= Goal =
Work out the number of lines with the word "Transitions" in the material below, then reply with that number only.
━━━━━ Records supplied
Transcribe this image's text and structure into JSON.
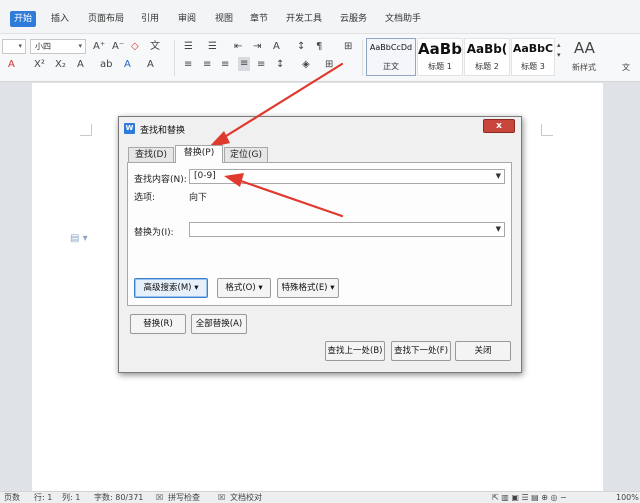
{
  "menu": {
    "start": "开始",
    "items": [
      "插入",
      "页面布局",
      "引用",
      "审阅",
      "视图",
      "章节",
      "开发工具",
      "云服务",
      "文档助手"
    ]
  },
  "ribbon": {
    "font_size": "小四",
    "styles": [
      {
        "sample": "AaBbCcDd",
        "name": "正文"
      },
      {
        "sample": "AaBb",
        "name": "标题 1"
      },
      {
        "sample": "AaBb(",
        "name": "标题 2"
      },
      {
        "sample": "AaBbC",
        "name": "标题 3"
      }
    ],
    "new_style_sample": "AA",
    "new_style": "新样式",
    "text_tools": "文"
  },
  "dialog": {
    "title": "查找和替换",
    "close": "x",
    "tabs": [
      "查找(D)",
      "替换(P)",
      "定位(G)"
    ],
    "find_label": "查找内容(N):",
    "find_value": "[0-9]",
    "options_label": "选项:",
    "options_value": "向下",
    "replace_label": "替换为(I):",
    "replace_value": "",
    "advanced_button": "高级搜索(M)",
    "format_button": "格式(O)",
    "special_button": "特殊格式(E)",
    "replace_button": "替换(R)",
    "replace_all_button": "全部替换(A)",
    "find_prev_button": "查找上一处(B)",
    "find_next_button": "查找下一处(F)",
    "close_button": "关闭"
  },
  "status": {
    "page": "页数",
    "line": "行: 1",
    "col": "列: 1",
    "words": "字数: 80/371",
    "spell": "拼写检查",
    "proof": "文档校对",
    "zoom": "100%"
  },
  "colors": {
    "accent": "#2f7bd9",
    "annotation_arrow": "#e03a2e",
    "close_button": "#c8463c"
  }
}
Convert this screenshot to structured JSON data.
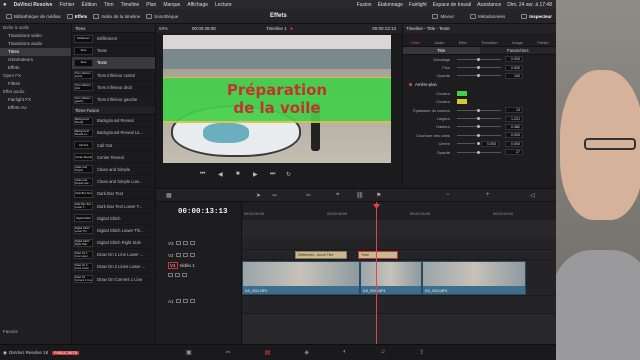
{
  "menubar": {
    "apple": "",
    "app": "DaVinci Resolve",
    "items": [
      "Fichier",
      "Édition",
      "Trim",
      "Timeline",
      "Plan",
      "Marque",
      "Affichage",
      "Lecture"
    ],
    "right_items": [
      "Fusion",
      "Étalonnage",
      "Fairlight",
      "Espace de travail",
      "Assistance"
    ],
    "clock": "Dim. 24 avr. à 17:48"
  },
  "toolbar": {
    "media_pool": "Bibliothèque de médias",
    "effects_library": "Effets",
    "edit_index": "Index de la timeline",
    "sound_library": "Sonothèque",
    "center_title": "Effets",
    "mixer": "Mixeur",
    "metadata": "Métadonnées",
    "inspector": "Inspecteur"
  },
  "left_tree": [
    {
      "label": "Boîte à outils",
      "type": "head"
    },
    {
      "label": "Transitions vidéo",
      "type": "item"
    },
    {
      "label": "Transitions audio",
      "type": "item"
    },
    {
      "label": "Titres",
      "type": "sel"
    },
    {
      "label": "Générateurs",
      "type": "item"
    },
    {
      "label": "Effets",
      "type": "item"
    },
    {
      "label": "Open FX",
      "type": "head"
    },
    {
      "label": "Filtres",
      "type": "item"
    },
    {
      "label": "Effet audio",
      "type": "head"
    },
    {
      "label": "Fairlight FX",
      "type": "item"
    },
    {
      "label": "Effets AU",
      "type": "item"
    }
  ],
  "favorites_label": "Favoris",
  "fx_list": {
    "section1": "Titres",
    "items1": [
      {
        "thumb": "Défilement",
        "label": "Défilement"
      },
      {
        "thumb": "Texte",
        "label": "Texte"
      },
      {
        "thumb": "Texte",
        "label": "Texte",
        "selected": true
      },
      {
        "thumb": "Tiers inférieur centré",
        "label": "Tiers inférieur centré"
      },
      {
        "thumb": "Tiers inférieur droit",
        "label": "Tiers inférieur droit"
      },
      {
        "thumb": "Tiers inférieur gauche",
        "label": "Tiers inférieur gauche"
      }
    ],
    "section2": "Titres Fusion",
    "items2": [
      {
        "thumb": "Background Reveal",
        "label": "Background Reveal"
      },
      {
        "thumb": "Background Reveal Lo...",
        "label": "Background Reveal Lo..."
      },
      {
        "thumb": "Call Out",
        "label": "Call Out"
      },
      {
        "thumb": "Center Reveal",
        "label": "Center Reveal"
      },
      {
        "thumb": "Clean and Simple",
        "label": "Clean and Simple"
      },
      {
        "thumb": "Clean and Simple Low...",
        "label": "Clean and Simple Low..."
      },
      {
        "thumb": "Dark Box Text",
        "label": "Dark Box Text"
      },
      {
        "thumb": "Dark Box Text Lower T...",
        "label": "Dark Box Text Lower T..."
      },
      {
        "thumb": "Digital Glitch",
        "label": "Digital Glitch"
      },
      {
        "thumb": "Digital Glitch Lower Thi...",
        "label": "Digital Glitch Lower Thi..."
      },
      {
        "thumb": "Digital Glitch Right Side",
        "label": "Digital Glitch Right Side"
      },
      {
        "thumb": "Draw On 1 Line Lower ...",
        "label": "Draw On 1 Line Lower ..."
      },
      {
        "thumb": "Draw On 2 Lines Lower ...",
        "label": "Draw On 2 Lines Lower ..."
      },
      {
        "thumb": "Draw On Corners 1 Line",
        "label": "Draw On Corners 1 Line"
      }
    ]
  },
  "viewer": {
    "zoom": "69%",
    "timecode_left": "00:00:28:08",
    "timeline_name": "Timeline 1",
    "timecode_right": "00:00:13:13",
    "title_line1": "Préparation",
    "title_line2": "de la voile"
  },
  "inspector": {
    "title": "Timeline - Title - Texte",
    "tabs": [
      "Vidéo",
      "Audio",
      "Effet",
      "Transition",
      "Image",
      "Fichier"
    ],
    "subtabs": [
      "Titre",
      "Paramètres"
    ],
    "rows_top": [
      {
        "label": "Décalage",
        "value": "0.000"
      },
      {
        "label": "Flou",
        "value": "0.000"
      },
      {
        "label": "Opacité",
        "value": "100"
      }
    ],
    "group_label": "Arrière-plan",
    "rows_bg": [
      {
        "label": "Couleur",
        "swatch": "#43d04a"
      },
      {
        "label": "Couleur",
        "swatch": "#d8c52a"
      },
      {
        "label": "Épaisseur du contour",
        "value": "13"
      },
      {
        "label": "Largeur",
        "value": "1.221"
      },
      {
        "label": "Hauteur",
        "value": "0.382"
      },
      {
        "label": "Courbure des coins",
        "value": "0.000"
      },
      {
        "label": "Centre",
        "value": "0.000",
        "value2": "0.000"
      },
      {
        "label": "Opacité",
        "value": "27"
      }
    ]
  },
  "timeline": {
    "timecode": "00:00:13:13",
    "ruler": [
      "00:00:00:00",
      "00:00:08:00",
      "00:00:16:00",
      "00:00:24:00"
    ],
    "tracks": [
      {
        "name": "V3"
      },
      {
        "name": "V2"
      },
      {
        "name": "V1",
        "label": "Vidéo 1"
      },
      {
        "name": "A1"
      }
    ],
    "title_clips": [
      "Défilement - Ancré Titre",
      "Texte"
    ],
    "video_clips": [
      "DJI_0011.MP4",
      "DJI_0009.MP4",
      "DJI_0010.MP4"
    ]
  },
  "status": {
    "app": "DaVinci Resolve 18",
    "badge": "PUBLIC BETA"
  },
  "colors": {
    "accent": "#e0434b",
    "green_band": "#43d04a",
    "outline": "#d5c34a",
    "title_text": "#c1342d"
  }
}
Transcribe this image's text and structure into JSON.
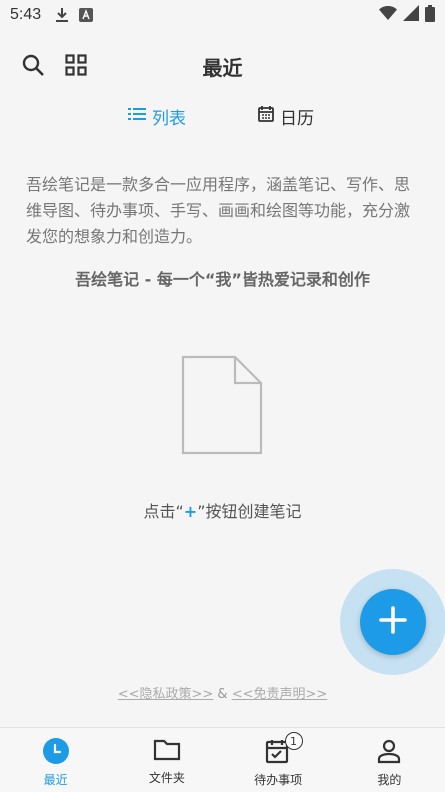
━━━━━━━━━━
= Answer in full =
2